::: TEKSTFRAGMENT

ECLI:NL:GHSHE:2005:AS8557

Gerechtshof 's-Hertogenbosch

Datum uitspraak
23 februari 2005
Publicatiedatum
4 april 2013
Zaaknummer
R200400935
Instantie
Gerechtshof 's-Hertogenbosch
Type
Uitspraak
Rechtsgebied
Civiel recht; Insolventierecht
Procedures
  • Hoger beroep
Rechters
Vindplaatsen
  • Rechtspraak.nl
AI samenvatting door LexboostAutomatisch gegenereerd

Afwijzing van het verzoek tot vernietiging van faillissement en toepassing van schuldsanering

In deze zaak heeft het Gerechtshof 's-Hertogenbosch op 23 februari 2005 uitspraak gedaan in hoger beroep over de afwijzing van een verzoek tot vernietiging van een faillissement en de toepassing van de schuldsanering. De appellant, voorheen handelend onder de naam Mega-Media en pluimveebedrijf voor de agrarische loonbedrijven P.A.L., had betoogd dat de rechtbank het verzoek tot faillietverklaring had moeten schorsen, omdat er reeds een verzoek tot toepassing van de schuldsaneringsregeling was ingediend. Het hof heeft echter vastgesteld dat er geen bewijs was dat de appellant daadwerkelijk een WSNP-verzoek had ingediend bij de Centrale Informatiebalie. Dit werd ondersteund door verklaringen van de rechter-commissaris en de griffie, die bevestigden dat er geen verzoek was ontvangen.

::::::

■ PROBLEEMBESCHRIJVING:
Zet de samenvatting van de hofuitspraak over het faillissement voort, aansluitend op de laatste zin. De rijen zijn afkomstig uit een andere bron.

::: VERMELDE RIJEN

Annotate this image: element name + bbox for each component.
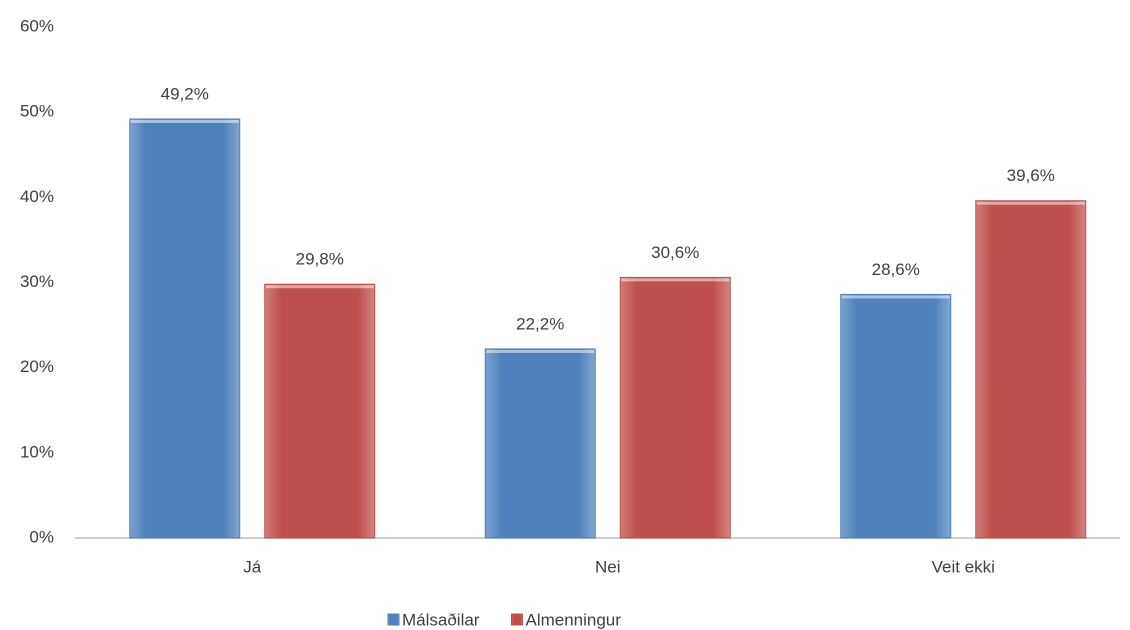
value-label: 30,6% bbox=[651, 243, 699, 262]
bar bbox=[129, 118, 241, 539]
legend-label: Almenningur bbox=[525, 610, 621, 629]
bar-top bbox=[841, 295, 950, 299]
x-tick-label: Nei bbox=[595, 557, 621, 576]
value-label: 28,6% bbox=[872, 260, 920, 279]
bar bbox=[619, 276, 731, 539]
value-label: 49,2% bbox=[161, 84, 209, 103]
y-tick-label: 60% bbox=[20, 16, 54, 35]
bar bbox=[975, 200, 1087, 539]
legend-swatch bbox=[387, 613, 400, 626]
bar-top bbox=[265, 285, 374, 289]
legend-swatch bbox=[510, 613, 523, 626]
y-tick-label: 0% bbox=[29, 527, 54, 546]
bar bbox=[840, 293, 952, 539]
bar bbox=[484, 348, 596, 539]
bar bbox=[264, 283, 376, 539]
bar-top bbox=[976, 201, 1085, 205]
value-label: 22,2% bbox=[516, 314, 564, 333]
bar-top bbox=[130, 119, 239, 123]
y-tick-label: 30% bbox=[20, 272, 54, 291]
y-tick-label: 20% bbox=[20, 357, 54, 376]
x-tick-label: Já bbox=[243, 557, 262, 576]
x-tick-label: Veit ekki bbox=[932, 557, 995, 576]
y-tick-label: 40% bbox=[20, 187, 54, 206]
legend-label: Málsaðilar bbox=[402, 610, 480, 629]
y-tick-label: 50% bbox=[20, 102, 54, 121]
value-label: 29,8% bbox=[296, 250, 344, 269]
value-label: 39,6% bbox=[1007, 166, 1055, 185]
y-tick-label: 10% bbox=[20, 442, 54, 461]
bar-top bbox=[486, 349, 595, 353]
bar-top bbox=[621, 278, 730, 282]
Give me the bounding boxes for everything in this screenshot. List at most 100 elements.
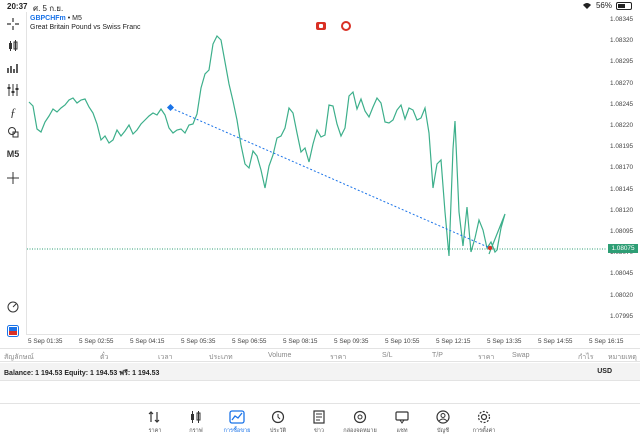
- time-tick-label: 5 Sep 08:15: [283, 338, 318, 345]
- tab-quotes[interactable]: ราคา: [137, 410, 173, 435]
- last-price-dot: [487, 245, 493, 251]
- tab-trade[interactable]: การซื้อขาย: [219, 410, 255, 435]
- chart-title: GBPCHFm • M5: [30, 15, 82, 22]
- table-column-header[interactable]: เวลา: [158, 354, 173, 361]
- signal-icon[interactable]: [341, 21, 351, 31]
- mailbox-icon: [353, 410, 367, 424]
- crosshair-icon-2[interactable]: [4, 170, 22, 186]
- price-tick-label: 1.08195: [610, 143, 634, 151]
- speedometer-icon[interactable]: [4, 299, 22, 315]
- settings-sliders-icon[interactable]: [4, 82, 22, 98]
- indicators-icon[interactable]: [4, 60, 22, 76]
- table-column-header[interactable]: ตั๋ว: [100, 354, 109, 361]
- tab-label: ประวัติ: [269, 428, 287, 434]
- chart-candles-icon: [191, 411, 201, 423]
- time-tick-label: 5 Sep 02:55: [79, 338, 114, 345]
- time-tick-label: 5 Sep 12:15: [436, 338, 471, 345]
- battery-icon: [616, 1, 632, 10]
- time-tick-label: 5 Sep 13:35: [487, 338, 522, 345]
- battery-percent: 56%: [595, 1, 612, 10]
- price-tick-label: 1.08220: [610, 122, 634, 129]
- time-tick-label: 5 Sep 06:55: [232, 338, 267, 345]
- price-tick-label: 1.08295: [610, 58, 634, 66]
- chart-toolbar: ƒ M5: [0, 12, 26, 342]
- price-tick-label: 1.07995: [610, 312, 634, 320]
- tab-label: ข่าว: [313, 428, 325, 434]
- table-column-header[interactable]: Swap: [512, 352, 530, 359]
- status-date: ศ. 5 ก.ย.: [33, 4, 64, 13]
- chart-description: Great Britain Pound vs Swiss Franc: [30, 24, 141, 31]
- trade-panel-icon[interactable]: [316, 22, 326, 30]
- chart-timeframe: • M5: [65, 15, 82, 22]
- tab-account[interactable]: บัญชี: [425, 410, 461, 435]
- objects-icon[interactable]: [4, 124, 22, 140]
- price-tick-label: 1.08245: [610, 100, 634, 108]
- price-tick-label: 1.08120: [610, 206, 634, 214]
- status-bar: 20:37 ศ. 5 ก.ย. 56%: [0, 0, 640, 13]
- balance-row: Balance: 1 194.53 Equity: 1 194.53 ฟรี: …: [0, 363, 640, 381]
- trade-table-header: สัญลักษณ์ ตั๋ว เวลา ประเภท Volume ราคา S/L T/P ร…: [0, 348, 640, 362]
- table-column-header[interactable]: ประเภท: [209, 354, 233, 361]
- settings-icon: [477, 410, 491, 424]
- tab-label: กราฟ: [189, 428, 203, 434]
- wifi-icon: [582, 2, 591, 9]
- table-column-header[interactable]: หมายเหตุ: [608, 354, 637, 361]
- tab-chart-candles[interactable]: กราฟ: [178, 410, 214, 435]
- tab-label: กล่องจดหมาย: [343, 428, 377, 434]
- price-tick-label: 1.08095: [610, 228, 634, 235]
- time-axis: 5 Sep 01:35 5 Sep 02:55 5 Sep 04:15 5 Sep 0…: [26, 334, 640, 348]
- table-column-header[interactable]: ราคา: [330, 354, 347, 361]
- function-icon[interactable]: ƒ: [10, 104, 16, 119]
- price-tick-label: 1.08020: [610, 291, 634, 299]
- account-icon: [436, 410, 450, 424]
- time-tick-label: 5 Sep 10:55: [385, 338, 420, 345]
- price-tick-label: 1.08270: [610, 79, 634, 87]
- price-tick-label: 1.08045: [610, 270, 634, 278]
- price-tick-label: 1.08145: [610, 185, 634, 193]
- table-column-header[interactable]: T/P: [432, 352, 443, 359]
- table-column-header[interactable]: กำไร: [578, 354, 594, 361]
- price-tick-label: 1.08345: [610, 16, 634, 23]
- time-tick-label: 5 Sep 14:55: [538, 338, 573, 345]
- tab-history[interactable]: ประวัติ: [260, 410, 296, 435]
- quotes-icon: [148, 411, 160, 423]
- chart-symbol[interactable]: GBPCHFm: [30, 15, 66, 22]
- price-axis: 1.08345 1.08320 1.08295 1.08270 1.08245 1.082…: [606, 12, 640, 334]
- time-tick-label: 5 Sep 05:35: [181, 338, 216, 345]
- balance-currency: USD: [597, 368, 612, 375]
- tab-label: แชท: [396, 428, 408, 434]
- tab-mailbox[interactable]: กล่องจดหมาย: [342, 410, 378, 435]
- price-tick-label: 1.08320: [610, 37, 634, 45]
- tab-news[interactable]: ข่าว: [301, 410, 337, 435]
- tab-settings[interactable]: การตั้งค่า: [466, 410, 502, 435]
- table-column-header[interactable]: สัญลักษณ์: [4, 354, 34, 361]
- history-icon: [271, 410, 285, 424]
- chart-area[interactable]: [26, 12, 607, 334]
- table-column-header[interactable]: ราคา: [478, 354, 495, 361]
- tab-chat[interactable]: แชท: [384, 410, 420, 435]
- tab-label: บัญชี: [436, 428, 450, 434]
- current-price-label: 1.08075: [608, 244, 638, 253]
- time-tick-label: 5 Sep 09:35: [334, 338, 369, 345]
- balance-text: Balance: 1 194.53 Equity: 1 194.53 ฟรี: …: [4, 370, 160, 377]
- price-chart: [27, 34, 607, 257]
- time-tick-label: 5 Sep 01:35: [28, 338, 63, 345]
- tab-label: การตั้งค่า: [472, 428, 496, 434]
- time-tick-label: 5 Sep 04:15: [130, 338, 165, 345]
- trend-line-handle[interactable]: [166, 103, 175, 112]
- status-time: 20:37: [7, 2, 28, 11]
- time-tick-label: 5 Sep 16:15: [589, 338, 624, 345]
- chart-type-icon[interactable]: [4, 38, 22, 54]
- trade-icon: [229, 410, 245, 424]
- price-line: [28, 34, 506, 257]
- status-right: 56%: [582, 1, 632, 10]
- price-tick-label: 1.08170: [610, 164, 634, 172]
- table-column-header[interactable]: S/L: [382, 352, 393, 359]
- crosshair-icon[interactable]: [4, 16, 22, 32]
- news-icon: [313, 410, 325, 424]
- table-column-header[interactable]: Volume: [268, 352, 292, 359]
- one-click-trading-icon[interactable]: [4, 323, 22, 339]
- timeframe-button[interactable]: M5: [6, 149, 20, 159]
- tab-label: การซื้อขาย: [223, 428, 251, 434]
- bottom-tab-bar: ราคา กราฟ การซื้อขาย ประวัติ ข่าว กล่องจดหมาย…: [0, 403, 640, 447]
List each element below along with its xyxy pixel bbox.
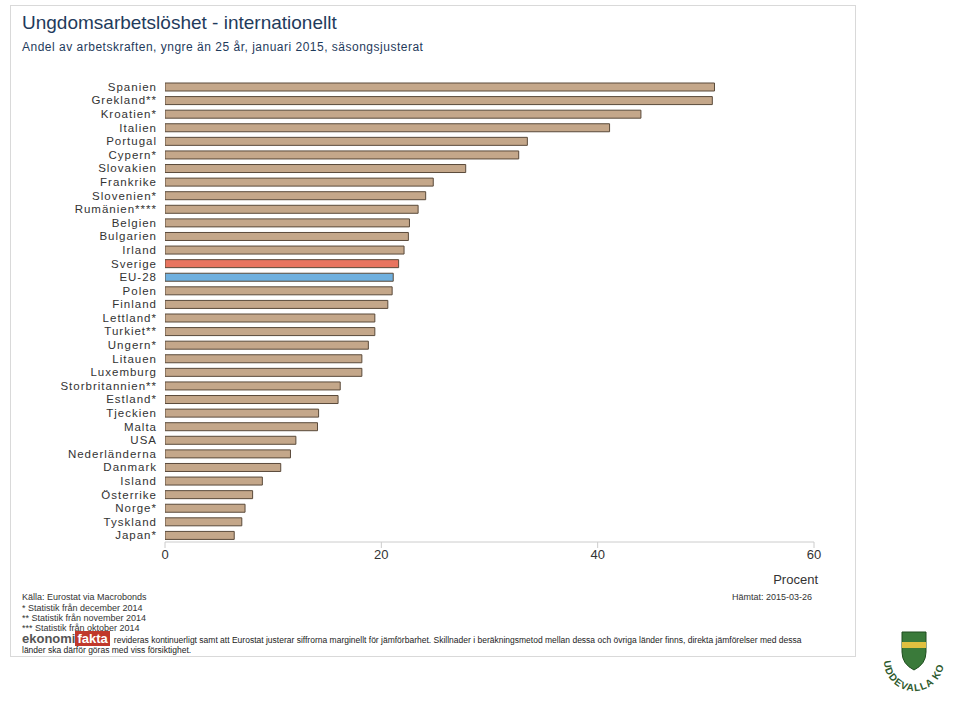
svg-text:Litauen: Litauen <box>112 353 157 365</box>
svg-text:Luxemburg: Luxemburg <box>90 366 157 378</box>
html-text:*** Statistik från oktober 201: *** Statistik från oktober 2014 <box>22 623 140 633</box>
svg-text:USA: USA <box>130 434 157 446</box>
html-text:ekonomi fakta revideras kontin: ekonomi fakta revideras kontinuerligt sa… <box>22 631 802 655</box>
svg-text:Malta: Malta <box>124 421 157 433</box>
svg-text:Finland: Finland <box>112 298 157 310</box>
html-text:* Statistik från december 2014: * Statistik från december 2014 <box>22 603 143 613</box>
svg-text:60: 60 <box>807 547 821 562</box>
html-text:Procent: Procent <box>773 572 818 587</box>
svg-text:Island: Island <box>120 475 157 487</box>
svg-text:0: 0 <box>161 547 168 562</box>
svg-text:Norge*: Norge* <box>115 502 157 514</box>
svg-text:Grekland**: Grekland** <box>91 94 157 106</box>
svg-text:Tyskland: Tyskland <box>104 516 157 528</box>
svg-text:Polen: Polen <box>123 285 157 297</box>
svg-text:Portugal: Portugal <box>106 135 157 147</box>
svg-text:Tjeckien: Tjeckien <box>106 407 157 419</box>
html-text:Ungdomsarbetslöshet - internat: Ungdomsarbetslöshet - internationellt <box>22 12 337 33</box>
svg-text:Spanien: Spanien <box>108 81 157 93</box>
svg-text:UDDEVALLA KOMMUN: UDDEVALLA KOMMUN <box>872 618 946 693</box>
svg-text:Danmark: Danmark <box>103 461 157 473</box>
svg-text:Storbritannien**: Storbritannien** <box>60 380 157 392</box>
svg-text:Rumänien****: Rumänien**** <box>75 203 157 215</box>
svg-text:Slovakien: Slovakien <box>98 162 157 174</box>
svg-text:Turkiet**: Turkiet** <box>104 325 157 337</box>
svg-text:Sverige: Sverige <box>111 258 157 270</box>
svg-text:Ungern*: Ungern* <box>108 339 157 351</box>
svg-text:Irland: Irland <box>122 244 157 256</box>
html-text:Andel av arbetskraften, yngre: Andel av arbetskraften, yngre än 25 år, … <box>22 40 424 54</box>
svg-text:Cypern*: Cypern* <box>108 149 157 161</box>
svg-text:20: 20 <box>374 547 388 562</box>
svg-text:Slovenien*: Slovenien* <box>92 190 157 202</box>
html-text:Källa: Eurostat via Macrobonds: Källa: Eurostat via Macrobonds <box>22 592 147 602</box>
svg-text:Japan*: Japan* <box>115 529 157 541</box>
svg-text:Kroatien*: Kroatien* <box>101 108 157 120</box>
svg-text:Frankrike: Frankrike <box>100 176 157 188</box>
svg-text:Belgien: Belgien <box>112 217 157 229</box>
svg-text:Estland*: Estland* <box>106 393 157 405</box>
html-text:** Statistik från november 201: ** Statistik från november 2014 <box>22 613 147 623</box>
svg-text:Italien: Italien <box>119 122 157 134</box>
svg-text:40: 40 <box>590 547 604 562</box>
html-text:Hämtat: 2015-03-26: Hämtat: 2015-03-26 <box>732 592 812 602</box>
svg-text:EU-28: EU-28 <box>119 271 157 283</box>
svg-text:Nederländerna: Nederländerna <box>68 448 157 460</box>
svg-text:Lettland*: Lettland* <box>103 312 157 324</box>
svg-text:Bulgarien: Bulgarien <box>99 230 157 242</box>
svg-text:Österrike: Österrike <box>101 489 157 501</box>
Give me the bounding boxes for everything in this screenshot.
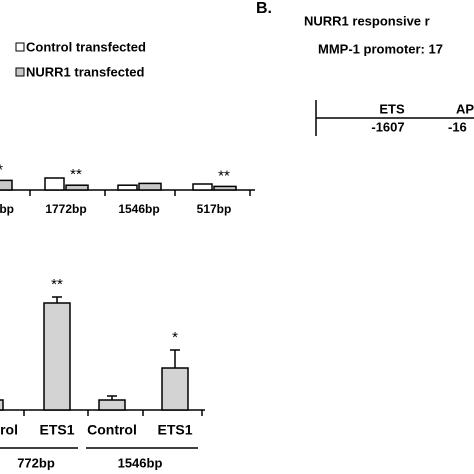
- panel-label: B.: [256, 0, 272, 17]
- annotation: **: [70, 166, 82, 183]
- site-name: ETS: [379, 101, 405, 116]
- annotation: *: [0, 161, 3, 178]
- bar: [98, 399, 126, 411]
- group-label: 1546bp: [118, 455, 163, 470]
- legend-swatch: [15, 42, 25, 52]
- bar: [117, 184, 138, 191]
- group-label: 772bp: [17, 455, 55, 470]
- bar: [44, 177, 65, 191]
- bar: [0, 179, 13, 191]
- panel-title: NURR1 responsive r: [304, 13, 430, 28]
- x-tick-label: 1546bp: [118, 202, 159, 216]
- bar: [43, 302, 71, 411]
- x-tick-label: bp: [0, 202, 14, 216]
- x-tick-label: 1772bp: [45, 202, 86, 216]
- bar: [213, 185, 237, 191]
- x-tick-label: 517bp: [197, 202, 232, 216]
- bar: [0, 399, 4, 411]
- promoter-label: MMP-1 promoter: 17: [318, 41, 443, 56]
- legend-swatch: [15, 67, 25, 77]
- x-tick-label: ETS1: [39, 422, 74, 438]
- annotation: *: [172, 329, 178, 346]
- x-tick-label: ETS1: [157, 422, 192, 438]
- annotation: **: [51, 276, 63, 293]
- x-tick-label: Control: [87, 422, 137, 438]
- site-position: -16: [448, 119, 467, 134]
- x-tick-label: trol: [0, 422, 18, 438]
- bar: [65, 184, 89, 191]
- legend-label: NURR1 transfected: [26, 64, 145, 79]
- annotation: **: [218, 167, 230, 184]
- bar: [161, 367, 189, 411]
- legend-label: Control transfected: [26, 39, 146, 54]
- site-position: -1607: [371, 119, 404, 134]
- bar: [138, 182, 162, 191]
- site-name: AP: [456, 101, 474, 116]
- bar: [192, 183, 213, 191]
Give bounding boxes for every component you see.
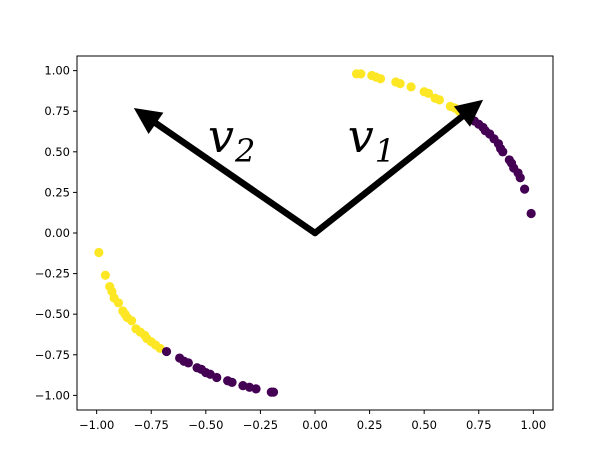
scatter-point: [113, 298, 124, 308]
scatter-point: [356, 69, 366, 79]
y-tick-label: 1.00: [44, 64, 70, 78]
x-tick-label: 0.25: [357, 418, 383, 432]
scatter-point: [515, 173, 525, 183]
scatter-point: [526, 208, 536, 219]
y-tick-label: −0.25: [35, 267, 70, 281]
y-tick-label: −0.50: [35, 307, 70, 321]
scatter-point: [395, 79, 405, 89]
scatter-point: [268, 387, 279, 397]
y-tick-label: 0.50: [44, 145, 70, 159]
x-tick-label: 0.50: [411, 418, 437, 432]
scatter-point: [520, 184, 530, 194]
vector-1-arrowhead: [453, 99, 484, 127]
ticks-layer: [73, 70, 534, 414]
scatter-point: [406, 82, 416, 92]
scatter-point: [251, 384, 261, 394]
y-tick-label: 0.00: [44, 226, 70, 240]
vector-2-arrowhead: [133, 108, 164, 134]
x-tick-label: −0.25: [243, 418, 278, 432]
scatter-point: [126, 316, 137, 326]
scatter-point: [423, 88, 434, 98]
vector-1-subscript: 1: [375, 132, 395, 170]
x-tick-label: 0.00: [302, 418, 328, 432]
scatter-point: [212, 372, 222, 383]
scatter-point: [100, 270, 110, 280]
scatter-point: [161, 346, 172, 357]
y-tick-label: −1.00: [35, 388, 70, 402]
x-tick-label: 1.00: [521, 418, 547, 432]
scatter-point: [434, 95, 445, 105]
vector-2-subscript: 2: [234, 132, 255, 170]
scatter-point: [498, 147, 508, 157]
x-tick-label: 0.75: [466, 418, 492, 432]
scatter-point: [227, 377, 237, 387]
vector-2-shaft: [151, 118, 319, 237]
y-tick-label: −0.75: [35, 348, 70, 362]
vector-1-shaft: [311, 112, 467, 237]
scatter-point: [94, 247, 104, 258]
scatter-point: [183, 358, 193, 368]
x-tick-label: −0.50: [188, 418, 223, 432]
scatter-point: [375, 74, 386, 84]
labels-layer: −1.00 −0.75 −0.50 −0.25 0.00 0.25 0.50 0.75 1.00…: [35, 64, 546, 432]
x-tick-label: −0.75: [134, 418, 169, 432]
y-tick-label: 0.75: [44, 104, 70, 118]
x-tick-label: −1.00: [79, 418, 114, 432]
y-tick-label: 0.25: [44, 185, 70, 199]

::::::

■ ANTWOORD OPDRACHT:
Het hof heeft de verklaringen van de appellant en de betrokken instanties zorgvuldig gewogen. De appellant had tijdens de zitting op 27 oktober 2004 expliciet verklaard geen WSNP-verzoek te hebben ingediend, wat in strijd was met zijn latere beweringen. Het hof concludeerde dat de appellant niet had aangetoond dat hij een verzoek tot schuldsanering had ingediend, en dat de argumenten die hij naar voren bracht onvoldoende waren om de eerdere verklaringen te weerleggen.

Uiteindelijk heeft het hof het vonnis van de rechtbank 's-Hertogenbosch van 27 oktober 2004 bekrachtigd, waarmee de afwijzing van het verzoek tot faillietverklaring en de toepassing van de schuldsanering werd bevestigd. Deze uitspraak benadrukt het belang van de juiste indiening van WSNP-verzoeken en de noodzaak voor duidelijke communicatie tijdens rechtszittingen.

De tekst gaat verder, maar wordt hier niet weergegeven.